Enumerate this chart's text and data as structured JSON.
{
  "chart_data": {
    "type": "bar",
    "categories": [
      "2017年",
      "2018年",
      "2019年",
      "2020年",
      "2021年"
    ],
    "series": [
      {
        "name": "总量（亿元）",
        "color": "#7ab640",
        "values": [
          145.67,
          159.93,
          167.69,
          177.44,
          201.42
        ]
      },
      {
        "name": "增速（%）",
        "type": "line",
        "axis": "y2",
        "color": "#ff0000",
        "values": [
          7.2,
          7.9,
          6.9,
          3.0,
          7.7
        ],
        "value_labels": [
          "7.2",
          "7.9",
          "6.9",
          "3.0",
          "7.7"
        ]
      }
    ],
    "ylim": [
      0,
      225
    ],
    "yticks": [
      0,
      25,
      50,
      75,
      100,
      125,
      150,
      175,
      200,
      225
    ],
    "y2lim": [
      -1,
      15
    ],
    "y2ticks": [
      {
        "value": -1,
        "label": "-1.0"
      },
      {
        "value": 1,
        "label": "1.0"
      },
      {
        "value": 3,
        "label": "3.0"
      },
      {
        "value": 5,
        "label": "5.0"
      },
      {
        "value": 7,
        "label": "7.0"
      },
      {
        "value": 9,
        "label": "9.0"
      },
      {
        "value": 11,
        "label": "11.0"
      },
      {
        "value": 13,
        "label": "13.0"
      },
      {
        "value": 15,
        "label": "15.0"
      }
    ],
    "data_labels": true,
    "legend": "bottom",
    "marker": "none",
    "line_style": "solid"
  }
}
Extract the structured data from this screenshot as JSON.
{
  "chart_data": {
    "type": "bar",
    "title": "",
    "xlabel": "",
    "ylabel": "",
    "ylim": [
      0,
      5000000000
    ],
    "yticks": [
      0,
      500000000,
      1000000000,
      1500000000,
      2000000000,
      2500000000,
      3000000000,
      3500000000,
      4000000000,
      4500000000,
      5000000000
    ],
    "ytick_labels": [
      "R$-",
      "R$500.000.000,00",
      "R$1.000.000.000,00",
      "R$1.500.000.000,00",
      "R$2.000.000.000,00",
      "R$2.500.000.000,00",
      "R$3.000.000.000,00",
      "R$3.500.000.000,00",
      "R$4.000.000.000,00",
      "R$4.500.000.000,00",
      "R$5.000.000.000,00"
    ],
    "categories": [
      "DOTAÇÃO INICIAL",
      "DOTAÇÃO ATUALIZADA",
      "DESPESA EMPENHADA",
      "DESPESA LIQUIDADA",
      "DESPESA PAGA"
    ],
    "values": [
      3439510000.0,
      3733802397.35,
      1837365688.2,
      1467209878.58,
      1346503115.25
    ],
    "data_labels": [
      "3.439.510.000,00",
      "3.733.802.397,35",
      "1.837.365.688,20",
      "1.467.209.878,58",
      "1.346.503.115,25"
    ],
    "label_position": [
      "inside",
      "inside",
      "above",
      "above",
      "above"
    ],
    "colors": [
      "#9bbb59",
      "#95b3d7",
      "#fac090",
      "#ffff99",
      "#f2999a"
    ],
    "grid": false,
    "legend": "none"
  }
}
━━━━
Exercise aim »
Pick out the lines that contain "JSON" and copy them.

Solution to the exercise »
Enumerate this chart's text and data as structured JSON.
Extract the structured data from this screenshot as JSON.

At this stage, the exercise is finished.